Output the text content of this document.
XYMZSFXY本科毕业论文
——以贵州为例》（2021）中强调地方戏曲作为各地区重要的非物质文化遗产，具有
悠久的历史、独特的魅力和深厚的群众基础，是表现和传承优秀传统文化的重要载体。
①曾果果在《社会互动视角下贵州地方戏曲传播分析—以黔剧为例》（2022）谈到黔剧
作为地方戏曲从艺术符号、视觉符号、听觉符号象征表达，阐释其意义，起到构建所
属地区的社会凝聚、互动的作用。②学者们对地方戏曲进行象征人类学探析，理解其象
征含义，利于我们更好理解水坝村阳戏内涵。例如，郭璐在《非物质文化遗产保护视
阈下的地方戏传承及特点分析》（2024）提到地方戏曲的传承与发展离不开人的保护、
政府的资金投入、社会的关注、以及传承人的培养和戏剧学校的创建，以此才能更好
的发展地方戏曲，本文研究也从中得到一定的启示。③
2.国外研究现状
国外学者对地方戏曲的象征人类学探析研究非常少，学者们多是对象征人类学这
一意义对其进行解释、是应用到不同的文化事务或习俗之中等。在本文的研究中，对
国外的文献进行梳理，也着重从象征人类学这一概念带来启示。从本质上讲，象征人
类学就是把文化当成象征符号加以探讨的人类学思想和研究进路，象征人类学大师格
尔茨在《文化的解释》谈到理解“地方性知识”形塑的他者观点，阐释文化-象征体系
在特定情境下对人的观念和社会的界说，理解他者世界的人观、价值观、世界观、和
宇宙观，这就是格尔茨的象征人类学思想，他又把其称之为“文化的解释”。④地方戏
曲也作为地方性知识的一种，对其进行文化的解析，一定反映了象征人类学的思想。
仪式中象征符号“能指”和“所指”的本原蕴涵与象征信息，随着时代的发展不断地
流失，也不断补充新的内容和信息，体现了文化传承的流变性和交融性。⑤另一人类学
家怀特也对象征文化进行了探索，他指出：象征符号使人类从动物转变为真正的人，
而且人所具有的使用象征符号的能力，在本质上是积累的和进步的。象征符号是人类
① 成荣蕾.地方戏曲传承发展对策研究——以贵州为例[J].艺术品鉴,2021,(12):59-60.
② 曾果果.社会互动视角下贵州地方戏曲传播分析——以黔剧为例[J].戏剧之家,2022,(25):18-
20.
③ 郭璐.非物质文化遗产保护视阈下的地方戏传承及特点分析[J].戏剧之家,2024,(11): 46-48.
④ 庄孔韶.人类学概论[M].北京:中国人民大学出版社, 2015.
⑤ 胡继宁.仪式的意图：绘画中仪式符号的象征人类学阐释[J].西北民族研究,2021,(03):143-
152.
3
= = = = = = =
Written request: Look through the data and gather every line with the string "以贵州为例" in it.

Response:
——以贵州为例》（2021）中强调地方戏曲作为各地区重要的非物质文化遗产，具有
① 成荣蕾.地方戏曲传承发展对策研究——以贵州为例[J].艺术品鉴,2021,(12):59-60.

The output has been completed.